PROVIDED RECORDS:
■ ■ ■ ■

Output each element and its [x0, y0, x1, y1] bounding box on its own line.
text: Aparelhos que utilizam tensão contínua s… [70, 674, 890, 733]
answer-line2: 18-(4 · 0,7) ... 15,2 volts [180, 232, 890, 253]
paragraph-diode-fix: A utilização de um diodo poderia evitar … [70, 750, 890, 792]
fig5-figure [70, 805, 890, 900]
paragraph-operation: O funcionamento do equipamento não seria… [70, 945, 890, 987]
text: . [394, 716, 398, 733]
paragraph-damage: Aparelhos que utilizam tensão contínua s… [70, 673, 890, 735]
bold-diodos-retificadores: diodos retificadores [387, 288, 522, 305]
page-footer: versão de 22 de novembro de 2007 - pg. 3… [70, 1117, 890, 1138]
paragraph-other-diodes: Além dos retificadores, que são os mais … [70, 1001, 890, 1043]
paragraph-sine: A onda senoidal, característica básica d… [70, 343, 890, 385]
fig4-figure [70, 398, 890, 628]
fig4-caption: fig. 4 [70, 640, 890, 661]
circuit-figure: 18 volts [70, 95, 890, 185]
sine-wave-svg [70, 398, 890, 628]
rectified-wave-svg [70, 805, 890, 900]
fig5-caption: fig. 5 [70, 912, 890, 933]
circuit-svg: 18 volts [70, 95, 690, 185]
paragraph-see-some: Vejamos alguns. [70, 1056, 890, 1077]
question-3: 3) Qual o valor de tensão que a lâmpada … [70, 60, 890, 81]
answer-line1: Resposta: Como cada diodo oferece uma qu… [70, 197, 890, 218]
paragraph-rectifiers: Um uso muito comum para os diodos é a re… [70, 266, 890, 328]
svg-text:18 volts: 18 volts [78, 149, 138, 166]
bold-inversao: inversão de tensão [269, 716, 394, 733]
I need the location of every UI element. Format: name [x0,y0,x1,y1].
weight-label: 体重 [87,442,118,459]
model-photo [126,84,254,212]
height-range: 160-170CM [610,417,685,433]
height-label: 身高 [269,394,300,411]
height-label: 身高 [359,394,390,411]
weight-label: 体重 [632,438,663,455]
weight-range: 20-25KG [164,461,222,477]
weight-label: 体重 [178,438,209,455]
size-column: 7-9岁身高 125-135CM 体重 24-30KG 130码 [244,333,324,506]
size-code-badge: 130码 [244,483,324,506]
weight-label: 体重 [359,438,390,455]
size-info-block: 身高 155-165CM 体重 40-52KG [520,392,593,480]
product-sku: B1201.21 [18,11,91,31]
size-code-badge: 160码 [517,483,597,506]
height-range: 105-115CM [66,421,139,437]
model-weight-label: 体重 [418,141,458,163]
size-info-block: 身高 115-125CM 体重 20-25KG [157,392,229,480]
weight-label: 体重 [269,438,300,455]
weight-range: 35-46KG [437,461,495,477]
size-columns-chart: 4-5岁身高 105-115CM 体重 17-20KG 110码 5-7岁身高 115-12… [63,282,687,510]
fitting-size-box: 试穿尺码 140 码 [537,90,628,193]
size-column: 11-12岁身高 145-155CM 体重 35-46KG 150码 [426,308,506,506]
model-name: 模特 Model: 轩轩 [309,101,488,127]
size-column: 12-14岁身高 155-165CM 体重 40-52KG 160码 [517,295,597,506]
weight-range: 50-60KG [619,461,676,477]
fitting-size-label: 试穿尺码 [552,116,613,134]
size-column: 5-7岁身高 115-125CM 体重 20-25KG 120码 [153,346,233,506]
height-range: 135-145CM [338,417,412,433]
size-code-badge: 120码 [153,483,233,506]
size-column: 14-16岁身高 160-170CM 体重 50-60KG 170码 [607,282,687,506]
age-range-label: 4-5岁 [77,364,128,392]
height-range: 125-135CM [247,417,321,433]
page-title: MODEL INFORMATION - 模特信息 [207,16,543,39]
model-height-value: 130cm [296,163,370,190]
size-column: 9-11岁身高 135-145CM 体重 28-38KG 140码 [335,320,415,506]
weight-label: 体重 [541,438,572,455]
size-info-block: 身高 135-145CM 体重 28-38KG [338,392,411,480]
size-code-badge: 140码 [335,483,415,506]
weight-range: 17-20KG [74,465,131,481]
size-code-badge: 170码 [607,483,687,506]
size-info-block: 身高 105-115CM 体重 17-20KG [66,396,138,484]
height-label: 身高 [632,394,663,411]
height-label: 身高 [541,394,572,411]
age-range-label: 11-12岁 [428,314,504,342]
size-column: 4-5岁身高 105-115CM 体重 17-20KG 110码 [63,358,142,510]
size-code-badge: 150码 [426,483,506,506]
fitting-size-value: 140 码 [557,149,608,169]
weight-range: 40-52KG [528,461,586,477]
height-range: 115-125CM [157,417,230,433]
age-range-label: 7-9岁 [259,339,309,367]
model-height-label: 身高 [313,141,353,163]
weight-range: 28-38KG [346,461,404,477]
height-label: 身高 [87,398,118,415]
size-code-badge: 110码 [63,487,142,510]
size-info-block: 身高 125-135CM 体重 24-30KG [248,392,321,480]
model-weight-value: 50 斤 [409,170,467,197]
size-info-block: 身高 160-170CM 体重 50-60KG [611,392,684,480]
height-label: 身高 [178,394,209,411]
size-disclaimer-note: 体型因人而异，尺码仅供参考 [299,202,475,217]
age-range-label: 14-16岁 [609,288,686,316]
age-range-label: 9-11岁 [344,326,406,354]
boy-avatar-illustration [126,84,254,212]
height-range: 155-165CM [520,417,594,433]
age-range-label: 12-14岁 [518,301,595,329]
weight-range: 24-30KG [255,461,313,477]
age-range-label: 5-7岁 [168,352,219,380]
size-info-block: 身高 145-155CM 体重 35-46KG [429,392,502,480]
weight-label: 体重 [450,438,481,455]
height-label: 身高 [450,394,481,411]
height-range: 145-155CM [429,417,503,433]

■ ■ ■ ■

Reproduce these lines word for word, covering every record.

Output each element and its [x0, y0, x1, y1] bounding box on its own line.
text: Aparelhos que utilizam tensão contínua s… [70, 674, 890, 733]
answer-line2: 18-(4 · 0,7) ... 15,2 volts [180, 232, 890, 253]
paragraph-diode-fix: A utilização de um diodo poderia evitar … [70, 750, 890, 792]
fig5-figure [70, 805, 890, 900]
paragraph-operation: O funcionamento do equipamento não seria… [70, 945, 890, 987]
text: . [394, 716, 398, 733]
paragraph-damage: Aparelhos que utilizam tensão contínua s… [70, 673, 890, 735]
bold-diodos-retificadores: diodos retificadores [387, 288, 522, 305]
page-footer: versão de 22 de novembro de 2007 - pg. 3… [70, 1117, 890, 1138]
paragraph-other-diodes: Além dos retificadores, que são os mais … [70, 1001, 890, 1043]
paragraph-sine: A onda senoidal, característica básica d… [70, 343, 890, 385]
fig4-figure [70, 398, 890, 628]
fig4-caption: fig. 4 [70, 640, 890, 661]
circuit-figure: 18 volts [70, 95, 890, 185]
sine-wave-svg [70, 398, 890, 628]
rectified-wave-svg [70, 805, 890, 900]
fig5-caption: fig. 5 [70, 912, 890, 933]
circuit-svg: 18 volts [70, 95, 690, 185]
paragraph-see-some: Vejamos alguns. [70, 1056, 890, 1077]
question-3: 3) Qual o valor de tensão que a lâmpada … [70, 60, 890, 81]
answer-line1: Resposta: Como cada diodo oferece uma qu… [70, 197, 890, 218]
paragraph-rectifiers: Um uso muito comum para os diodos é a re… [70, 266, 890, 328]
svg-text:18 volts: 18 volts [78, 149, 138, 166]
bold-inversao: inversão de tensão [269, 716, 394, 733]
I need the location of every UI element. Format: name [x0,y0,x1,y1].
weight-label: 体重 [87,442,118,459]
model-photo [126,84,254,212]
height-range: 160-170CM [610,417,685,433]
height-label: 身高 [269,394,300,411]
height-label: 身高 [359,394,390,411]
weight-label: 体重 [632,438,663,455]
weight-range: 20-25KG [164,461,222,477]
weight-label: 体重 [178,438,209,455]
size-column: 7-9岁身高 125-135CM 体重 24-30KG 130码 [244,333,324,506]
size-code-badge: 130码 [244,483,324,506]
weight-label: 体重 [359,438,390,455]
size-info-block: 身高 155-165CM 体重 40-52KG [520,392,593,480]
product-sku: B1201.21 [18,11,91,31]
size-code-badge: 160码 [517,483,597,506]
height-range: 105-115CM [66,421,139,437]
model-weight-label: 体重 [418,141,458,163]
size-info-block: 身高 115-125CM 体重 20-25KG [157,392,229,480]
weight-label: 体重 [269,438,300,455]
weight-range: 35-46KG [437,461,495,477]
size-columns-chart: 4-5岁身高 105-115CM 体重 17-20KG 110码 5-7岁身高 115-12… [63,282,687,510]
fitting-size-box: 试穿尺码 140 码 [537,90,628,193]
size-column: 11-12岁身高 145-155CM 体重 35-46KG 150码 [426,308,506,506]
model-name: 模特 Model: 轩轩 [309,101,488,127]
size-column: 12-14岁身高 155-165CM 体重 40-52KG 160码 [517,295,597,506]
weight-range: 50-60KG [619,461,676,477]
fitting-size-label: 试穿尺码 [552,116,613,134]
size-column: 5-7岁身高 115-125CM 体重 20-25KG 120码 [153,346,233,506]
height-range: 135-145CM [338,417,412,433]
size-code-badge: 120码 [153,483,233,506]
size-column: 14-16岁身高 160-170CM 体重 50-60KG 170码 [607,282,687,506]
age-range-label: 4-5岁 [77,364,128,392]
height-range: 125-135CM [247,417,321,433]
page-title: MODEL INFORMATION - 模特信息 [207,16,543,39]
model-height-value: 130cm [296,163,370,190]
size-column: 9-11岁身高 135-145CM 体重 28-38KG 140码 [335,320,415,506]
weight-label: 体重 [541,438,572,455]
size-info-block: 身高 135-145CM 体重 28-38KG [338,392,411,480]
size-code-badge: 140码 [335,483,415,506]
weight-range: 17-20KG [74,465,131,481]
size-code-badge: 170码 [607,483,687,506]
size-info-block: 身高 105-115CM 体重 17-20KG [66,396,138,484]
height-label: 身高 [632,394,663,411]
height-label: 身高 [541,394,572,411]
age-range-label: 11-12岁 [428,314,504,342]
size-column: 4-5岁身高 105-115CM 体重 17-20KG 110码 [63,358,142,510]
size-code-badge: 150码 [426,483,506,506]
fitting-size-value: 140 码 [557,149,608,169]
weight-range: 40-52KG [528,461,586,477]
height-range: 115-125CM [157,417,230,433]
age-range-label: 7-9岁 [259,339,309,367]
model-height-label: 身高 [313,141,353,163]
weight-range: 28-38KG [346,461,404,477]
height-label: 身高 [87,398,118,415]
size-code-badge: 110码 [63,487,142,510]
size-info-block: 身高 125-135CM 体重 24-30KG [248,392,321,480]
model-weight-value: 50 斤 [409,170,467,197]
size-info-block: 身高 160-170CM 体重 50-60KG [611,392,684,480]
height-label: 身高 [178,394,209,411]
size-disclaimer-note: 体型因人而异，尺码仅供参考 [299,202,475,217]
age-range-label: 14-16岁 [609,288,686,316]
age-range-label: 9-11岁 [344,326,406,354]
boy-avatar-illustration [126,84,254,212]
height-range: 155-165CM [520,417,594,433]
age-range-label: 12-14岁 [518,301,595,329]
weight-range: 24-30KG [255,461,313,477]
age-range-label: 5-7岁 [168,352,219,380]
size-info-block: 身高 145-155CM 体重 35-46KG [429,392,502,480]
weight-label: 体重 [450,438,481,455]
height-label: 身高 [450,394,481,411]
height-range: 145-155CM [429,417,503,433]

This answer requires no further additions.